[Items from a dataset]
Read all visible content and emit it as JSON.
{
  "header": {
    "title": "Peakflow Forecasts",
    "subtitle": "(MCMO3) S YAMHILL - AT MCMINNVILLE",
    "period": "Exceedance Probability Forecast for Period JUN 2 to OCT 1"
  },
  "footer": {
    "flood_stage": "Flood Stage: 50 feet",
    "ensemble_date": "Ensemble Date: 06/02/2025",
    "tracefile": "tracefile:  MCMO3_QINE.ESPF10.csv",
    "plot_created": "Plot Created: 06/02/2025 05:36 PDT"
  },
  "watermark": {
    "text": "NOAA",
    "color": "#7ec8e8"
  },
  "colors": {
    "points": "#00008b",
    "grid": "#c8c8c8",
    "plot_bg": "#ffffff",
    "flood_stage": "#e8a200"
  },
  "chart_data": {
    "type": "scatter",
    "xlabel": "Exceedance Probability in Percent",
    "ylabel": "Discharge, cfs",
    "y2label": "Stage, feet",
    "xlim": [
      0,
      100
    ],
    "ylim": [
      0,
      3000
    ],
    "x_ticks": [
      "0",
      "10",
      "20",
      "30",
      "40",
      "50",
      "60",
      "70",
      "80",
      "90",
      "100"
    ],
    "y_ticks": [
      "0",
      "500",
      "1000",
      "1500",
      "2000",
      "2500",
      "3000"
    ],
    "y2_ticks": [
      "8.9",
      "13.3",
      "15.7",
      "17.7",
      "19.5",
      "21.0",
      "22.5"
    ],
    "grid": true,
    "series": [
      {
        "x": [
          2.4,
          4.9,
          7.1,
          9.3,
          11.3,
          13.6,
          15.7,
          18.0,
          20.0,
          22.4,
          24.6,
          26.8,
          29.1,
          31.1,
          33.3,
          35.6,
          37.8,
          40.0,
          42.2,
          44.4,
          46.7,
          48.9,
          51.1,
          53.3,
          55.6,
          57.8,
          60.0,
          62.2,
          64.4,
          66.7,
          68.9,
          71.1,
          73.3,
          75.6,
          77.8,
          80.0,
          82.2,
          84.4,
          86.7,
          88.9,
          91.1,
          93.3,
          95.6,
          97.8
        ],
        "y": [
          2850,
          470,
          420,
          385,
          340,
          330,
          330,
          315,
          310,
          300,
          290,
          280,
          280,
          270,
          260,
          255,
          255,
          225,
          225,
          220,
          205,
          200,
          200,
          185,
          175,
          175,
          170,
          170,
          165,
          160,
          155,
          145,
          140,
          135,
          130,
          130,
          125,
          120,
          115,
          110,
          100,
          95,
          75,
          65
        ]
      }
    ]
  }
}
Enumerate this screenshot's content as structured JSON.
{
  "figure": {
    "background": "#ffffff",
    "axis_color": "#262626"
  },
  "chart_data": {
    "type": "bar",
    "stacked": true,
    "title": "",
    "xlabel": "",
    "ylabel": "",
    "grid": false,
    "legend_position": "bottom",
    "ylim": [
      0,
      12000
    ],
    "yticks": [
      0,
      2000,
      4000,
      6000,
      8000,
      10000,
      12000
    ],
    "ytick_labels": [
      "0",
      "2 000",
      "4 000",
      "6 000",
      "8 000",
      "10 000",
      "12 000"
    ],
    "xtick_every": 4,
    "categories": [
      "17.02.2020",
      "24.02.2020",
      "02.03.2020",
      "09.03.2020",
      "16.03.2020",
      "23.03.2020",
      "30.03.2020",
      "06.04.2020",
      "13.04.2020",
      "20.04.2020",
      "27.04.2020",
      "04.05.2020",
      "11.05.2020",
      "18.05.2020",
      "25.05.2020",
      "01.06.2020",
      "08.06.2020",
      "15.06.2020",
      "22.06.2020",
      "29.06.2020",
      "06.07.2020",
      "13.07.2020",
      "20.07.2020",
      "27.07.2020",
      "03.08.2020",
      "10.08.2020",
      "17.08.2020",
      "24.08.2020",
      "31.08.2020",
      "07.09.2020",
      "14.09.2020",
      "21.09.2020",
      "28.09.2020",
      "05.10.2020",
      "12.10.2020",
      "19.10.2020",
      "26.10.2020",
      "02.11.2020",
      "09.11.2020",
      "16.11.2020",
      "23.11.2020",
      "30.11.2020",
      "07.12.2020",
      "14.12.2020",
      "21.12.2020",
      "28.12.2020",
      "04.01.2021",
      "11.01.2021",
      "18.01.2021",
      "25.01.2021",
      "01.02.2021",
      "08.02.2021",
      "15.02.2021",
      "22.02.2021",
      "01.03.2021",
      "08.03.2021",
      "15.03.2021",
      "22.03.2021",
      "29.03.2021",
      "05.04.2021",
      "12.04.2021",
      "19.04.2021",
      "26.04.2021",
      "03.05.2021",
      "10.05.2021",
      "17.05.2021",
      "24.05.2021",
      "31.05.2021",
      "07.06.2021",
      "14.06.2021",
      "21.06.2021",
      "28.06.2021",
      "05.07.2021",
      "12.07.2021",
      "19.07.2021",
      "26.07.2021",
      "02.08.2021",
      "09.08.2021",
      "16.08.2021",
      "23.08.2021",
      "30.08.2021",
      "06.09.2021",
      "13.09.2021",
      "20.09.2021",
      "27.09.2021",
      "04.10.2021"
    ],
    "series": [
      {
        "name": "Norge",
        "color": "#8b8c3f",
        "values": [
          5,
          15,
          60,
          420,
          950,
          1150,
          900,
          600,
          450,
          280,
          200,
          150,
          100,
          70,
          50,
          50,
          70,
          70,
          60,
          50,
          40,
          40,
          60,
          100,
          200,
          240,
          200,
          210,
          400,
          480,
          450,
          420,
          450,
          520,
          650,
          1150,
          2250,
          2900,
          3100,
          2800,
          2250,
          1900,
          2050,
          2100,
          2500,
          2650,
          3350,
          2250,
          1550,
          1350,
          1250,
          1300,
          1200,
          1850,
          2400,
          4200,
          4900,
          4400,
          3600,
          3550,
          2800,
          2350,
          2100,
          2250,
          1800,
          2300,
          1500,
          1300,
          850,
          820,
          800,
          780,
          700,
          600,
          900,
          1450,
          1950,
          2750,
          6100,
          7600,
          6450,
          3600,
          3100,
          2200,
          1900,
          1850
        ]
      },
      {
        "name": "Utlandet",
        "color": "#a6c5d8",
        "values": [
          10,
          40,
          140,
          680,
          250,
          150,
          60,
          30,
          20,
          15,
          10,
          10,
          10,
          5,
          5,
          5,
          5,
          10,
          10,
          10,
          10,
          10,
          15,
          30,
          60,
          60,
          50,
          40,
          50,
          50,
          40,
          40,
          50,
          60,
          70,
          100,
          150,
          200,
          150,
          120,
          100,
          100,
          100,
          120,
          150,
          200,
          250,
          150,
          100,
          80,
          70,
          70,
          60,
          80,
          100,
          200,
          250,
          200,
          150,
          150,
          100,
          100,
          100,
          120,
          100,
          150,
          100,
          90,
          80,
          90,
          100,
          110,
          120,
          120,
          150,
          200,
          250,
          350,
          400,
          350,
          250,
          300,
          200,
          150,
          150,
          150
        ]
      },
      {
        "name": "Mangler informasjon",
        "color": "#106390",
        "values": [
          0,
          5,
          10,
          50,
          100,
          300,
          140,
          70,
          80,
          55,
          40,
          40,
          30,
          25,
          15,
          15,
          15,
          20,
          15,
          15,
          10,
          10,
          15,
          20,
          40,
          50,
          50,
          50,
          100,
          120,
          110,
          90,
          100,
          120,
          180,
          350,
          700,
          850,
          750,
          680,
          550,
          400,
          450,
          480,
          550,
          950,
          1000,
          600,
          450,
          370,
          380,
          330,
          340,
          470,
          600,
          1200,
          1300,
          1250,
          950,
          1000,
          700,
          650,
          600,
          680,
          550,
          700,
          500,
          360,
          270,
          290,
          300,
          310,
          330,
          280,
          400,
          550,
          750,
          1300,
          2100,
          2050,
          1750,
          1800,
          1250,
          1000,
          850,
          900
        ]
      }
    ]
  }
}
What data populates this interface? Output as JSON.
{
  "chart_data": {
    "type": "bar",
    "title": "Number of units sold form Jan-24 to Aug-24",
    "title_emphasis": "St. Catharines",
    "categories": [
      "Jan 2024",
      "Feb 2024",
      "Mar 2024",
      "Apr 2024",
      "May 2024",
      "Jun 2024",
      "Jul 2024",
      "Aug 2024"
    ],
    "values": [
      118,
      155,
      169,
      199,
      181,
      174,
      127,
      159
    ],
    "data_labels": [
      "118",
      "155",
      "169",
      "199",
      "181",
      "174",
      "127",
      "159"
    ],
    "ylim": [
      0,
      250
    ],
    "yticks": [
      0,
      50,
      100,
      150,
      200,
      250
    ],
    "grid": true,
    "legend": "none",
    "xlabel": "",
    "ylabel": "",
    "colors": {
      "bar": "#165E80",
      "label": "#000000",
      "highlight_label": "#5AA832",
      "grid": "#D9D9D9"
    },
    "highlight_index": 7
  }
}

**Request**: State how many lines in the entries above include the word "grid"; reply with the number alone.

**Output below**: 5